> _Goal_
Reproduce the records below exactly as given.

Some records

◆ ◆ ◆ ◆ ◆ ◆ ◆

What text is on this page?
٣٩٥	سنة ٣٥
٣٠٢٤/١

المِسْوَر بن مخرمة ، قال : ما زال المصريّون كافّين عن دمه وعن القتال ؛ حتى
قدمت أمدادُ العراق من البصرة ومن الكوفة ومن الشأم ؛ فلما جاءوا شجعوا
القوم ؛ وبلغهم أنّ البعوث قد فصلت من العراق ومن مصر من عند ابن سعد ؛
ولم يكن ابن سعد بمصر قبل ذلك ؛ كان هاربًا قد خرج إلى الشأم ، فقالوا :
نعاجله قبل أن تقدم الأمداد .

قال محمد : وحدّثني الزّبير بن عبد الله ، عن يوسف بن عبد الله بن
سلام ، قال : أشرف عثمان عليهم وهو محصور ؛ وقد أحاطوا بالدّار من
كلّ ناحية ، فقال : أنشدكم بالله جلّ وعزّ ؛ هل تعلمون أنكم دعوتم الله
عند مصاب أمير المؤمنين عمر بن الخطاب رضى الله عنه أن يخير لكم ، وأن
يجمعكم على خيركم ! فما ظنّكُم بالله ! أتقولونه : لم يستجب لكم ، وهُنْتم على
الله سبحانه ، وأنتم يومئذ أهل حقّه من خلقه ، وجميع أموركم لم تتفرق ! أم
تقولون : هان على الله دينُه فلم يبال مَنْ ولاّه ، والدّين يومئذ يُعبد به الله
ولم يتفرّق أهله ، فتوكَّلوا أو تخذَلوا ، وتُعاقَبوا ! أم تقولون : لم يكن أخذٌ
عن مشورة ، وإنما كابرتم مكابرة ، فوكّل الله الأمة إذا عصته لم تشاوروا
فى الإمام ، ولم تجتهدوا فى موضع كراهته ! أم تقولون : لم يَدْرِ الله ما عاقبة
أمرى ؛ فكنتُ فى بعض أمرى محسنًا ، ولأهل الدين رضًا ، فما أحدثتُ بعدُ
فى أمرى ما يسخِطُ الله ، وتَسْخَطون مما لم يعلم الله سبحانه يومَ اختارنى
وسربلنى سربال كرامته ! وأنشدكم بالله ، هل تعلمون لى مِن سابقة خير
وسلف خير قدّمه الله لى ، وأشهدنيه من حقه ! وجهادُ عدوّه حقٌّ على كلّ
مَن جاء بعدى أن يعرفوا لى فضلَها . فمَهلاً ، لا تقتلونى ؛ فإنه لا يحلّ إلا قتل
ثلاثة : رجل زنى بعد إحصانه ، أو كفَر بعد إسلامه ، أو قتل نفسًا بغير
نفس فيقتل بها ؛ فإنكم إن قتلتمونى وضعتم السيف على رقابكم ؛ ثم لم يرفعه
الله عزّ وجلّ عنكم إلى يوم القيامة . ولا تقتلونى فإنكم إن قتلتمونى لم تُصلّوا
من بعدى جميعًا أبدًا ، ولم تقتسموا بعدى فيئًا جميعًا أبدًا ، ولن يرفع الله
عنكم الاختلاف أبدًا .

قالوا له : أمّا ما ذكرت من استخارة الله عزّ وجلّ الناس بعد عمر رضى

◆ ◆ ◆ ◆ ◆ ◆ ◆

> _Task output_
What text is on this page?
٣٩٥	سنة ٣٥
٣٠٢٤/١

المِسْوَر بن مخرمة ، قال : ما زال المصريّون كافّين عن دمه وعن القتال ؛ حتى
قدمت أمدادُ العراق من البصرة ومن الكوفة ومن الشأم ؛ فلما جاءوا شجعوا
القوم ؛ وبلغهم أنّ البعوث قد فصلت من العراق ومن مصر من عند ابن سعد ؛
ولم يكن ابن سعد بمصر قبل ذلك ؛ كان هاربًا قد خرج إلى الشأم ، فقالوا :
نعاجله قبل أن تقدم الأمداد .

قال محمد : وحدّثني الزّبير بن عبد الله ، عن يوسف بن عبد الله بن
سلام ، قال : أشرف عثمان عليهم وهو محصور ؛ وقد أحاطوا بالدّار من
كلّ ناحية ، فقال : أنشدكم بالله جلّ وعزّ ؛ هل تعلمون أنكم دعوتم الله
عند مصاب أمير المؤمنين عمر بن الخطاب رضى الله عنه أن يخير لكم ، وأن
يجمعكم على خيركم ! فما ظنّكُم بالله ! أتقولونه : لم يستجب لكم ، وهُنْتم على
الله سبحانه ، وأنتم يومئذ أهل حقّه من خلقه ، وجميع أموركم لم تتفرق ! أم
تقولون : هان على الله دينُه فلم يبال مَنْ ولاّه ، والدّين يومئذ يُعبد به الله
ولم يتفرّق أهله ، فتوكَّلوا أو تخذَلوا ، وتُعاقَبوا ! أم تقولون : لم يكن أخذٌ
عن مشورة ، وإنما كابرتم مكابرة ، فوكّل الله الأمة إذا عصته لم تشاوروا
فى الإمام ، ولم تجتهدوا فى موضع كراهته ! أم تقولون : لم يَدْرِ الله ما عاقبة
أمرى ؛ فكنتُ فى بعض أمرى محسنًا ، ولأهل الدين رضًا ، فما أحدثتُ بعدُ
فى أمرى ما يسخِطُ الله ، وتَسْخَطون مما لم يعلم الله سبحانه يومَ اختارنى
وسربلنى سربال كرامته ! وأنشدكم بالله ، هل تعلمون لى مِن سابقة خير
وسلف خير قدّمه الله لى ، وأشهدنيه من حقه ! وجهادُ عدوّه حقٌّ على كلّ
مَن جاء بعدى أن يعرفوا لى فضلَها . فمَهلاً ، لا تقتلونى ؛ فإنه لا يحلّ إلا قتل
ثلاثة : رجل زنى بعد إحصانه ، أو كفَر بعد إسلامه ، أو قتل نفسًا بغير
نفس فيقتل بها ؛ فإنكم إن قتلتمونى وضعتم السيف على رقابكم ؛ ثم لم يرفعه
الله عزّ وجلّ عنكم إلى يوم القيامة . ولا تقتلونى فإنكم إن قتلتمونى لم تُصلّوا
من بعدى جميعًا أبدًا ، ولم تقتسموا بعدى فيئًا جميعًا أبدًا ، ولن يرفع الله
عنكم الاختلاف أبدًا .

قالوا له : أمّا ما ذكرت من استخارة الله عزّ وجلّ الناس بعد عمر رضى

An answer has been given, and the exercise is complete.